### Exercise description
Below are records. Count every line containing the word "Houston" and give the number alone.

═════ Supplied material

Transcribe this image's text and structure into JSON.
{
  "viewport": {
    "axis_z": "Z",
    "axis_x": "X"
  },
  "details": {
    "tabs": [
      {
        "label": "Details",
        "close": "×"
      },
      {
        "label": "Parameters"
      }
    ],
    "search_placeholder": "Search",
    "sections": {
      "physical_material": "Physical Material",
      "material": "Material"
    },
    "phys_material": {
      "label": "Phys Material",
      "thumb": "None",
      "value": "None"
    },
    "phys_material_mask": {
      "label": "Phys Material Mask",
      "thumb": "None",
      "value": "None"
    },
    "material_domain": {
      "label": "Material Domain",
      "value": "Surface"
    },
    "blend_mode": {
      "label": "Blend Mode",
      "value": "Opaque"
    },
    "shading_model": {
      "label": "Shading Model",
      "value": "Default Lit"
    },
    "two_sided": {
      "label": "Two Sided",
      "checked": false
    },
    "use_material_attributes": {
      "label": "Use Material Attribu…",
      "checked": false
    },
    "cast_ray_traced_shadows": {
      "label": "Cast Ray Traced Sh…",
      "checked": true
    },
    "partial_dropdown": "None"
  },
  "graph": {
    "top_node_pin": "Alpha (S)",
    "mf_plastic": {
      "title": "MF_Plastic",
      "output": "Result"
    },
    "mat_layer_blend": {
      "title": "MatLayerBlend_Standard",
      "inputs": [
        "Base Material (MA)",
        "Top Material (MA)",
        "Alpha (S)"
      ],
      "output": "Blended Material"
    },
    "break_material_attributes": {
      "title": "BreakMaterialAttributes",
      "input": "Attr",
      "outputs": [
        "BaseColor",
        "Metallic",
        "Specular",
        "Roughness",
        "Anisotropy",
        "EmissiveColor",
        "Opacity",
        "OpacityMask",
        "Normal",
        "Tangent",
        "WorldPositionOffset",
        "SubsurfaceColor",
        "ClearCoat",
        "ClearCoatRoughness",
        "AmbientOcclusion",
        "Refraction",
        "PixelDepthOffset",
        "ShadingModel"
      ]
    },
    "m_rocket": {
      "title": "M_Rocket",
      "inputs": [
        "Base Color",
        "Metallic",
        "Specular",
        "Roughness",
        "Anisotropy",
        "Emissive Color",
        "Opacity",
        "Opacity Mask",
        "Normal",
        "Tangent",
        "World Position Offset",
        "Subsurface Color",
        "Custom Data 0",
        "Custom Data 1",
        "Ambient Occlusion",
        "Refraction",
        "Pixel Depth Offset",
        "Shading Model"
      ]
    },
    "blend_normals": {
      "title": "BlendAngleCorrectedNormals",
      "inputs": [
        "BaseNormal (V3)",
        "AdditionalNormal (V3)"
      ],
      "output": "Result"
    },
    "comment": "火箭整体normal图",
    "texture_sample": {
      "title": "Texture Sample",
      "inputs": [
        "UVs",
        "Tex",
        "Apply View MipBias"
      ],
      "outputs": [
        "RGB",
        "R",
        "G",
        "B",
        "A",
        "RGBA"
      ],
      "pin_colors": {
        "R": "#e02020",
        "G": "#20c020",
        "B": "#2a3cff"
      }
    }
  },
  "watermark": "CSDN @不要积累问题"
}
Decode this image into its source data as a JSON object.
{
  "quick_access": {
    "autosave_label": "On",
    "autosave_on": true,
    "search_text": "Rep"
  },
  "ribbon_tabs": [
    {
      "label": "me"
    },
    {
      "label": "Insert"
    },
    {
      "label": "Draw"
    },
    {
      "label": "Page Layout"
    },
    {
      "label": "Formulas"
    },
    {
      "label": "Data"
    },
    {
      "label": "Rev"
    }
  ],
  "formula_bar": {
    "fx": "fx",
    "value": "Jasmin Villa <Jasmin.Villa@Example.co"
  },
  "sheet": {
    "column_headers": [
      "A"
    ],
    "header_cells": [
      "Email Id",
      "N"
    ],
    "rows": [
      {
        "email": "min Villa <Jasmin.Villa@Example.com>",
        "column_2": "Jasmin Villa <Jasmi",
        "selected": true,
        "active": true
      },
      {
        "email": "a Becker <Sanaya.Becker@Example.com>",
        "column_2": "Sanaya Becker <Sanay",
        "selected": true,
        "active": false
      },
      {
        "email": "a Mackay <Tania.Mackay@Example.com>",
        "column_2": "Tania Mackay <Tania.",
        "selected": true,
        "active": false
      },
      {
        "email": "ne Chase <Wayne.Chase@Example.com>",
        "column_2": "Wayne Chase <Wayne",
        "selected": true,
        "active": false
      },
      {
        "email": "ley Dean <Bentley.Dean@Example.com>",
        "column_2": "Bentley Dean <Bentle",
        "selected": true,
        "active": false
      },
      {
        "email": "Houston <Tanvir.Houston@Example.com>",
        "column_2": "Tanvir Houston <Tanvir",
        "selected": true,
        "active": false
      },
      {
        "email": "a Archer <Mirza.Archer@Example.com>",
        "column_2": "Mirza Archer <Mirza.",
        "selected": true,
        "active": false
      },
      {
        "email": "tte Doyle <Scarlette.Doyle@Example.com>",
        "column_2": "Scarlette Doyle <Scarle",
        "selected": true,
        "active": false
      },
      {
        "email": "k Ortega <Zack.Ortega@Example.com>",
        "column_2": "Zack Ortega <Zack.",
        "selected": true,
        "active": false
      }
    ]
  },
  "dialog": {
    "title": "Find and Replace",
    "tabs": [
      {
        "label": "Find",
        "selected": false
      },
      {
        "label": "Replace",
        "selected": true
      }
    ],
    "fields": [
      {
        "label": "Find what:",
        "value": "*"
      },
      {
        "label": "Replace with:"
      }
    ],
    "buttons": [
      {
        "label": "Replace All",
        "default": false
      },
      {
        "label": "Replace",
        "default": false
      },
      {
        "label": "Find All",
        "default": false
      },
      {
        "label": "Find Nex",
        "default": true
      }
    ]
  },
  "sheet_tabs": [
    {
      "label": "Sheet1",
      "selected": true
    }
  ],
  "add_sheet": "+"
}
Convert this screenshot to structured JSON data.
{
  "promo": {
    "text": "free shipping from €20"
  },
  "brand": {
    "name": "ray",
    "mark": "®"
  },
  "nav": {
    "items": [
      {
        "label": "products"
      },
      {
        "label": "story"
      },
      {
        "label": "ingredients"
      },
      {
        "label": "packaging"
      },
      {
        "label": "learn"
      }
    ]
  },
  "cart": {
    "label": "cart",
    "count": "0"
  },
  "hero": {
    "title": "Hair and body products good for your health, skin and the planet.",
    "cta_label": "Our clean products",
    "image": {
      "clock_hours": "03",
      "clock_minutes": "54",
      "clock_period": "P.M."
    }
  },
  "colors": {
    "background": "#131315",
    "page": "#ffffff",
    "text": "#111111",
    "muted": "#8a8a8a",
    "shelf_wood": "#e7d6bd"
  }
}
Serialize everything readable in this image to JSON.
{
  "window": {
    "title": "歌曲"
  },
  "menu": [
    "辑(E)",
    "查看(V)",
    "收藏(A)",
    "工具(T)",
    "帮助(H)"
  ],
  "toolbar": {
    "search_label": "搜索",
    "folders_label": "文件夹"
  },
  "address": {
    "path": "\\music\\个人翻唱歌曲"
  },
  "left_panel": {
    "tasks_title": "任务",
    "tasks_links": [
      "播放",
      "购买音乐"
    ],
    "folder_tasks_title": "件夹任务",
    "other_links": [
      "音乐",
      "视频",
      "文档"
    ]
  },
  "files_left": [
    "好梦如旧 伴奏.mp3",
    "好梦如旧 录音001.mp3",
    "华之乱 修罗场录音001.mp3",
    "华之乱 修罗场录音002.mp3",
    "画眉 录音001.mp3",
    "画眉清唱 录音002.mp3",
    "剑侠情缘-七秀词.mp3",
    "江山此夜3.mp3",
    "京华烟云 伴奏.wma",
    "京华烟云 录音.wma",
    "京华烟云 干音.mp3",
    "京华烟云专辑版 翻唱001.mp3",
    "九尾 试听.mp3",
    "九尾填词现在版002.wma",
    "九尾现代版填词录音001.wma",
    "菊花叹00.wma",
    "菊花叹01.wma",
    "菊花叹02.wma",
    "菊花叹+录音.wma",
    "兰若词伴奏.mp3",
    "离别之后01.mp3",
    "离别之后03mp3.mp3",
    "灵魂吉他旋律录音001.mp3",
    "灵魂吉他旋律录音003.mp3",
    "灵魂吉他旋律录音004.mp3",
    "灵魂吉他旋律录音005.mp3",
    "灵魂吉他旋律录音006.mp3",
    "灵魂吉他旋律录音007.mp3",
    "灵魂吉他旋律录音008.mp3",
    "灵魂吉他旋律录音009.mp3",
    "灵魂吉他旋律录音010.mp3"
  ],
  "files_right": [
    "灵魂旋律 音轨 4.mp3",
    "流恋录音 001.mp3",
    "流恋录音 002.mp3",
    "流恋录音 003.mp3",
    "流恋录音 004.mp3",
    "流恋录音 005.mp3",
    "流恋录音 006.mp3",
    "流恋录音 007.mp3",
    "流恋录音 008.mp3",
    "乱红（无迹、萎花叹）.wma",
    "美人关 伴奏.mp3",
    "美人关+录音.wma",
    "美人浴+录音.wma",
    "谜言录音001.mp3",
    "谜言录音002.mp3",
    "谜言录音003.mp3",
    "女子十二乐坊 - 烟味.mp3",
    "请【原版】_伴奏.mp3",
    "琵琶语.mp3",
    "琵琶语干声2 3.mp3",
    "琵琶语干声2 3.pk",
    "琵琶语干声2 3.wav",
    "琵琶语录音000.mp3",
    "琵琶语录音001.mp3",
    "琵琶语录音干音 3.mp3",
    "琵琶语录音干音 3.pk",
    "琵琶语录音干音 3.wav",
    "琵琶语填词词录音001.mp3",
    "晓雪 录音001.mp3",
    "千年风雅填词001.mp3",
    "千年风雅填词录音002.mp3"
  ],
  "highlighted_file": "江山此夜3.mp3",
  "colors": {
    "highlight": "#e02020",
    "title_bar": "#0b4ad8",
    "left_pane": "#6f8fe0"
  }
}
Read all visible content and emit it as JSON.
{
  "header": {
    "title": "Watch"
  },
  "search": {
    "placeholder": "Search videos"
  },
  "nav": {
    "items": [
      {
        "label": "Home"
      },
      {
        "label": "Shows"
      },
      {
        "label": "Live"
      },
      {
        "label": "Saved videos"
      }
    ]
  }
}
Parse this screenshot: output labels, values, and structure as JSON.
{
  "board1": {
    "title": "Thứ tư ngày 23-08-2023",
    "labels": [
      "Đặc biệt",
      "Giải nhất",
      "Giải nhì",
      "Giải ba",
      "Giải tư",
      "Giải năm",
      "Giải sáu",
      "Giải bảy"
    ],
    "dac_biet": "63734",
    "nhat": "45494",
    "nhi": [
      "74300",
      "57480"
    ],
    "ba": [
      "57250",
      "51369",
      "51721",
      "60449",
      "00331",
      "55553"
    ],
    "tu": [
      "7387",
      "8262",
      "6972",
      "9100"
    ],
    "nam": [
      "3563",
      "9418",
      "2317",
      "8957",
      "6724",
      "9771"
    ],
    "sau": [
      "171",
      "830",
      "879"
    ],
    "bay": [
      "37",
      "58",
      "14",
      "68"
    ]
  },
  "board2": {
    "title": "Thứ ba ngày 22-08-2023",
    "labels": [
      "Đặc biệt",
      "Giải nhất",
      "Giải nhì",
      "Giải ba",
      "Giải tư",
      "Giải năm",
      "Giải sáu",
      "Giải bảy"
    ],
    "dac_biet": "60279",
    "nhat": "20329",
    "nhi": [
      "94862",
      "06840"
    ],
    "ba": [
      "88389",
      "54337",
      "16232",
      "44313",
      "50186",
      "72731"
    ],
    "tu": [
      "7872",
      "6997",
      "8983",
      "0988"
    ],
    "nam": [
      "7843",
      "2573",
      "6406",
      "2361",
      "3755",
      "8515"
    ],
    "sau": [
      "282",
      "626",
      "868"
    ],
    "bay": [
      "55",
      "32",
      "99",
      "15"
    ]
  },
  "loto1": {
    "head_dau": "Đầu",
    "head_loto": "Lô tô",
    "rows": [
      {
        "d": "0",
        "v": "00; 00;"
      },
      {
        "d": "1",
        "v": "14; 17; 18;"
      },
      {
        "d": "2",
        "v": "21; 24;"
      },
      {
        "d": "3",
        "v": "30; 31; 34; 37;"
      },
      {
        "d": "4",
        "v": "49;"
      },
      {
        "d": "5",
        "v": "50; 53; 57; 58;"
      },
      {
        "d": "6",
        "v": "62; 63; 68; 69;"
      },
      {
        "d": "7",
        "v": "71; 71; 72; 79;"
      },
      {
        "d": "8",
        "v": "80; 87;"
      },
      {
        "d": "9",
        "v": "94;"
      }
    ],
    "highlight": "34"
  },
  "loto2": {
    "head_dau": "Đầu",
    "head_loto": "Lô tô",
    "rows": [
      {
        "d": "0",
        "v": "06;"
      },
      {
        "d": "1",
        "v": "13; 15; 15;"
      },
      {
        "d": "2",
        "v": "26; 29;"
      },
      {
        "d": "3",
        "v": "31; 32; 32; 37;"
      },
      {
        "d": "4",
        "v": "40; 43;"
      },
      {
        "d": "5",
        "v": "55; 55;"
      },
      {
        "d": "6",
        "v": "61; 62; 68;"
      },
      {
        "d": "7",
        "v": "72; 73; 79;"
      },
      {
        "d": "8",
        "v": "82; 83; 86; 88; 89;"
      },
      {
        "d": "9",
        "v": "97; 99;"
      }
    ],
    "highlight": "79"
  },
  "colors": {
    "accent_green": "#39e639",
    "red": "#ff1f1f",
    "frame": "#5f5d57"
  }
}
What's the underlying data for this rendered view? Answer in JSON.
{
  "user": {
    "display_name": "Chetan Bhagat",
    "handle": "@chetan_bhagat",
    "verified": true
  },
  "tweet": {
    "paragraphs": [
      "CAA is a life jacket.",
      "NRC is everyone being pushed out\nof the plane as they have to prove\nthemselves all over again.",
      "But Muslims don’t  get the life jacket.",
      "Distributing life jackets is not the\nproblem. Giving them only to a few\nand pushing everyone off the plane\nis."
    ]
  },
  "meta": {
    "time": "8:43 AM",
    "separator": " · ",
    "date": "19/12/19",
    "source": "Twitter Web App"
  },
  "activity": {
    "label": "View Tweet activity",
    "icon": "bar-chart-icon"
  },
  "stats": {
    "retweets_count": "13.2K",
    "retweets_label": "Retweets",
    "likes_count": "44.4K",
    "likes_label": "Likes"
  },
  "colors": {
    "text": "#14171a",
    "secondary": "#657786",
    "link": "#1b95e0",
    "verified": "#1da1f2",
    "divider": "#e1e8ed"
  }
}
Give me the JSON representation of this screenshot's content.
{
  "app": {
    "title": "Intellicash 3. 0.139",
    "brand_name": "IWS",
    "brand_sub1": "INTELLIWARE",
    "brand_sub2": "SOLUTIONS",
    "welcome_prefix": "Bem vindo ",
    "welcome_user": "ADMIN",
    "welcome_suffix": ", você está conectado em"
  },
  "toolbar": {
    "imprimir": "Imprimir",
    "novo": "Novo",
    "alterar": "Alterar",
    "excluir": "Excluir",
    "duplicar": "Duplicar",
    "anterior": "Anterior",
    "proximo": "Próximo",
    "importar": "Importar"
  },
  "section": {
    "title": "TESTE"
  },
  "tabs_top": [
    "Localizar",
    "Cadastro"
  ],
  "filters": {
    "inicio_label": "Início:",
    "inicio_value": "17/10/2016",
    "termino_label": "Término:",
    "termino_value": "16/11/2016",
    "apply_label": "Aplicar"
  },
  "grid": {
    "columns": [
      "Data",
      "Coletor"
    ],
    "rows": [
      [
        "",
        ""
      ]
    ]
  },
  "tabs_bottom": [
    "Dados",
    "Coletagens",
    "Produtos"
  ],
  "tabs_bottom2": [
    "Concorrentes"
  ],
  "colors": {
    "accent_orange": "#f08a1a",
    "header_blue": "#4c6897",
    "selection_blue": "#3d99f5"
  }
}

══════════

### Answer to the task
2